Texte
******************************
Aide à domicile : l’emploi associatif "ne cesse de se dégrader"

Environ 570.000 personnes travaillent dans le domaine de l’aide à domicile, dont 250.000 en tant que salariés d’associations ou d’entreprises privées à but lucratif. Mettant le projecteur sur ces derniers dans une analyse publiée le 16 mars 2023, Recherches et Solidarités attire l’attention sur l’affaiblissement ces dernières années de l’emploi associatif, concomitant à un renforcement des effectifs du privé lucratif. Autre défi majeur pour le secteur : le vieillissement des professionnels. A travers une première "journée nationale des aides à domicile" ce 17 mars, le ministère des Solidarités espère susciter de nouvelles vocations alors que 305.000 recrutements sont jugés nécessaires d’ici 2030 pour faire face au vieillissement de la population.

Ce vendredi 17 mars 2023 sera la première journée nationale des aides à domicile. "En concertation avec l’ensemble des fédérations du secteur" et en lien également avec les départements, Jean-Christophe Combe, ministre des Solidarités, de l’Autonomie et des Personnes handicapées, dit avoir décidé de créer cette journée "pour remercier ces professionnels de l’aide à domicile pour leur engagement et mettre en valeur la place essentielle qu’ils et elles tiennent dans notre solidarité nationale". "On estime à 305.000 le nombre de recrutements nécessaires d’ici à 2030, pour répondre au vieillissement de la population", peut-on lire dans le dossier de presse du ministère.

L’enjeu de la journée du 17 mars est donc de "rendre plus attractifs les métiers du domicile", à travers une campagne de communication valorisant l’utilité du métier, les retours des bénéficiaires, ou encore les perspectives d’évolution. Le ministère des Solidarités fait à cette occasion le point sur les mesures nationales nouvelles ou prochaines en faveur du secteur (voir notre encadré ci-dessous).  

250.000 salariés du privé, 570.000 aides à domicile tous statuts confondus

A l’occasion de cette journée nationale, l’association Recherches & Solidarités (R&S) a publié le 16 mars 2023 une analyse de l’emploi du secteur, avec un focus sur le secteur associatif. "En 2021, environ 250.000 salariés du régime général travaillent dans l’aide à domicile (identifié par le code APE 8810A), apportant une aide quotidienne aux personnes les plus fragiles, leur permettant souvent de continuer à vivre chez elles", met en avant R&S.

Dans son dossier de presse, le ministère des Solidarités parle plus largement de 570.000 aides à domicile, tous statuts confondus, un nombre à rapprocher de celui de 550.000 "intervenants dans le champ de l’aide à domicile et dans les Ssiad [services de soins infirmiers à domiciles]" fourni en août 2022 par la Caisse nationale de solidarité pour l’autonomie (CNSA). Cette dernière renvoyait à une étude de la Drees de 2010 qui s’intéressait à un périmètre large, celui des "intervenantes [travaillant] au domicile des personnes fragilisées selon différents modes d’exercice : en emploi direct, en mode mandataire, salariées d’organismes prestataires ou sous plusieurs modes à la fois".
******************************
Données d'entrée
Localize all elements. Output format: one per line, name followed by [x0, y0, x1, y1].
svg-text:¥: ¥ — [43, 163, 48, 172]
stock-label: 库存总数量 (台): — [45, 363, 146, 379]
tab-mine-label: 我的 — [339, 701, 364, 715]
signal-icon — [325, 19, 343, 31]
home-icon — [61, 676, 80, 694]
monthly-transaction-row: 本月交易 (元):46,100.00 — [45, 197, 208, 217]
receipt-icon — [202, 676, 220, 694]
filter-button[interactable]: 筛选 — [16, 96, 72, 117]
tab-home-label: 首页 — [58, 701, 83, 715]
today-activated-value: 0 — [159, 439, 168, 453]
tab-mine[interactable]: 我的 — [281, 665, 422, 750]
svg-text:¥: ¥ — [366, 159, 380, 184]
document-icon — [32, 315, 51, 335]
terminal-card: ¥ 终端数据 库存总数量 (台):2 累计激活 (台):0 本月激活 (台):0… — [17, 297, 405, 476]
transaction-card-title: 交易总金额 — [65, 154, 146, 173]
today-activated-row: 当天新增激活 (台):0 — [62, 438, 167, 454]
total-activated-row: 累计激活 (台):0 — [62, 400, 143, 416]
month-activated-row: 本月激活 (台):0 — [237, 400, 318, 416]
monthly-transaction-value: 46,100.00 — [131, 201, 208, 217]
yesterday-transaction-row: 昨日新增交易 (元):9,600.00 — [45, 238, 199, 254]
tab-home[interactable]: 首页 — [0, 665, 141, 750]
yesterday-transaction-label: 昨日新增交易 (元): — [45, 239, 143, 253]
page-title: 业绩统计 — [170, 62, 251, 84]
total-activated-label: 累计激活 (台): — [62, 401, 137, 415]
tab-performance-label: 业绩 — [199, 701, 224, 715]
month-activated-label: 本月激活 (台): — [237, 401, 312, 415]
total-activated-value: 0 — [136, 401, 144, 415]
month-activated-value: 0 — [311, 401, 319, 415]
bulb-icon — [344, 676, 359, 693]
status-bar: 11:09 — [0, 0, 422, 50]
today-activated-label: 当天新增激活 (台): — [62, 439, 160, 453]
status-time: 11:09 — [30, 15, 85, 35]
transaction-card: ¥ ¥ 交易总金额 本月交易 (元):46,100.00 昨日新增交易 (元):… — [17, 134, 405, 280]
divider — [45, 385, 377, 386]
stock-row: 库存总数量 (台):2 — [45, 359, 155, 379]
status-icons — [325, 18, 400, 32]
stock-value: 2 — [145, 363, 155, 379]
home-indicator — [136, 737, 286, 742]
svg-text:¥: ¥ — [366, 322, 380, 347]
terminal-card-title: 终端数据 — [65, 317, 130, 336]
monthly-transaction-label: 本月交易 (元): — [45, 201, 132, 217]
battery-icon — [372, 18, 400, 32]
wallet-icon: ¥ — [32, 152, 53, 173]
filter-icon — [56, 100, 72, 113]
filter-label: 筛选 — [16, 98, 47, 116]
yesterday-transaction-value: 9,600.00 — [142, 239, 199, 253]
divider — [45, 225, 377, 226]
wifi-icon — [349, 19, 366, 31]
******************************
Travail à faire
1. Restituez telles quelles les lignes de la liste, depuis son tout début jusqu'à la ligne qui contient « terminal-card-title: 终端数据 — », cette dernière comprise.
2. Reprenez, s'il vous plaît, le texte sur l'aide à domicile en le poursuivant après sa dernière phrase.
Le texte sur l'aide à domicile et la liste n'ont aucun rapport entre eux.

Résultats de l'exercice
1.
Localize all elements. Output format: one per line, name followed by [x0, y0, x1, y1].
svg-text:¥: ¥ — [43, 163, 48, 172]
stock-label: 库存总数量 (台): — [45, 363, 146, 379]
tab-mine-label: 我的 — [339, 701, 364, 715]
signal-icon — [325, 19, 343, 31]
home-icon — [61, 676, 80, 694]
monthly-transaction-row: 本月交易 (元):46,100.00 — [45, 197, 208, 217]
receipt-icon — [202, 676, 220, 694]
filter-button[interactable]: 筛选 — [16, 96, 72, 117]
tab-home-label: 首页 — [58, 701, 83, 715]
today-activated-value: 0 — [159, 439, 168, 453]
tab-mine[interactable]: 我的 — [281, 665, 422, 750]
svg-text:¥: ¥ — [366, 159, 380, 184]
document-icon — [32, 315, 51, 335]
terminal-card: ¥ 终端数据 库存总数量 (台):2 累计激活 (台):0 本月激活 (台):0… — [17, 297, 405, 476]
transaction-card-title: 交易总金额 — [65, 154, 146, 173]
today-activated-row: 当天新增激活 (台):0 — [62, 438, 167, 454]
total-activated-row: 累计激活 (台):0 — [62, 400, 143, 416]
month-activated-row: 本月激活 (台):0 — [237, 400, 318, 416]
monthly-transaction-value: 46,100.00 — [131, 201, 208, 217]
yesterday-transaction-row: 昨日新增交易 (元):9,600.00 — [45, 238, 199, 254]
tab-home[interactable]: 首页 — [0, 665, 141, 750]
yesterday-transaction-label: 昨日新增交易 (元): — [45, 239, 143, 253]
page-title: 业绩统计 — [170, 62, 251, 84]
total-activated-label: 累计激活 (台): — [62, 401, 137, 415]
tab-performance-label: 业绩 — [199, 701, 224, 715]
month-activated-label: 本月激活 (台): — [237, 401, 312, 415]
total-activated-value: 0 — [136, 401, 144, 415]
month-activated-value: 0 — [311, 401, 319, 415]
bulb-icon — [344, 676, 359, 693]
status-bar: 11:09 — [0, 0, 422, 50]
today-activated-label: 当天新增激活 (台): — [62, 439, 160, 453]
status-time: 11:09 — [30, 15, 85, 35]
transaction-card: ¥ ¥ 交易总金额 本月交易 (元):46,100.00 昨日新增交易 (元):… — [17, 134, 405, 280]
divider — [45, 385, 377, 386]
stock-row: 库存总数量 (台):2 — [45, 359, 155, 379]
status-icons — [325, 18, 400, 32]
stock-value: 2 — [145, 363, 155, 379]
home-indicator — [136, 737, 286, 742]
svg-text:¥: ¥ — [366, 322, 380, 347]
terminal-card-title: 终端数据 — [65, 317, 130, 336]

2.
L’aide à domicile surtout portée par des associations dans les territoires ruraux

Concernant le périmètre plus restreint, donc, des aides à domicile salariées dans le privé, Recherches & Solidarités indique que le secteur associatif "représente 51% des établissements employeurs du secteur et 61% des effectifs". Derrière cette moyenne, se cachent toutefois de fortes disparités territoriales. La part des aides à domicile salariées dans des associations est plus basse dans des départements urbains ("13% dans les Hauts-de-Seine, 27% à Paris, 30% dans les Yvelines, 43% dans le Rhône ou encore 44% en Gironde") et nettement plus haute que la moyenne dans des départements ruraux ("entre 80% et 90% dans le Cantal, le Gard, la Haute-Loire et l'Ardèche" et plus de 90% "dans la Meuse, la Lozère, le Jura et l’Indre"). 

Dans son analyse, R&S met l’accent sur l’affaiblissement des associations dans le secteur de l’aide à domicile, au profit du privé à but lucratif. "Au cours de la période 2017-2021, le secteur associatif dans l’aide à domicile a perdu 13.000 emplois", soit une diminution de sa part au sein de l’emploi privé de 68% en 2017 à 61% en 2021. A l’inverse, "les effectifs du secteur lucratif ont singulièrement augmenté au cours de la même période : de 76.800 en 2017 à 96.700 en 2021".

Observant l’évolution de l’aide à domicile associative par rapport à l’ensemble de l’emploi associatif, R&S constate un décrochage à partir de fin 2019. Si "les effectifs se sont maintenus au cœur de la crise sanitaire, jusqu’au deuxième trimestre 2021", la situation de l’emploi dans les associations d’aide à domicile "ne cesse de se dégrader depuis", avec notamment une perte de 6.500 salariés entre fin 2021 et fin 2022.

Parmi les salariées, "plus de 17.000 sexagénaires manqueront bientôt à l’appel"

A partir d’une analyse de 187.000 contrats de travail relevant de la convention collective nationale de la branche de l'aide, de l'accompagnement, des soins et des services à domicile, R&S relève quelques traits saillants de cet emploi : "très féminisé" (95% de femmes), vieillissant (45% de salariés de 50 ans et plus, dont 11% de 60 ans et plus), majoritairement en CDI (90%) et à temps partiel (77%).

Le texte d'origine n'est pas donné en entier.